Exercise: Find every line in the records that holds the string "communication". Copy each one.

Supplied data:
------------------------------------
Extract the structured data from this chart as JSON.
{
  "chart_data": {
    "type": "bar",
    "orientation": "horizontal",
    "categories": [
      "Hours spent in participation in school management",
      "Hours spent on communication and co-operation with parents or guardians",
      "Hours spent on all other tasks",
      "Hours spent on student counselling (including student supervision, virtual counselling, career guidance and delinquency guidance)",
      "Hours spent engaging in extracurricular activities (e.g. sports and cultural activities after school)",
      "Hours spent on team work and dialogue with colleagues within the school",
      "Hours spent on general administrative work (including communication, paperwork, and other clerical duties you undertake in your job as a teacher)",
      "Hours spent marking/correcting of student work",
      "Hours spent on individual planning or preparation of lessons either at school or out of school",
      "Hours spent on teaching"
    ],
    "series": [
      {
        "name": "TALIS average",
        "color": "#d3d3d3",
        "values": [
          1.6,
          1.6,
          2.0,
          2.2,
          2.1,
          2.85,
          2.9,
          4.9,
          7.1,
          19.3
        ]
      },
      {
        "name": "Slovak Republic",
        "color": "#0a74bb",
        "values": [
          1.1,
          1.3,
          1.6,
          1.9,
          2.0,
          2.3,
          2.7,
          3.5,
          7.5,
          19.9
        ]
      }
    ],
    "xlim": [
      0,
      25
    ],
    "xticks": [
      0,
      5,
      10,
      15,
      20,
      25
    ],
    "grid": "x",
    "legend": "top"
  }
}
------------------------------------
Right answer:
      "Hours spent on communication and co-operation with parents or guardians",
      "Hours spent on general administrative work (including communication, paperwork, and other clerical duties you undertake in your job as a teacher)",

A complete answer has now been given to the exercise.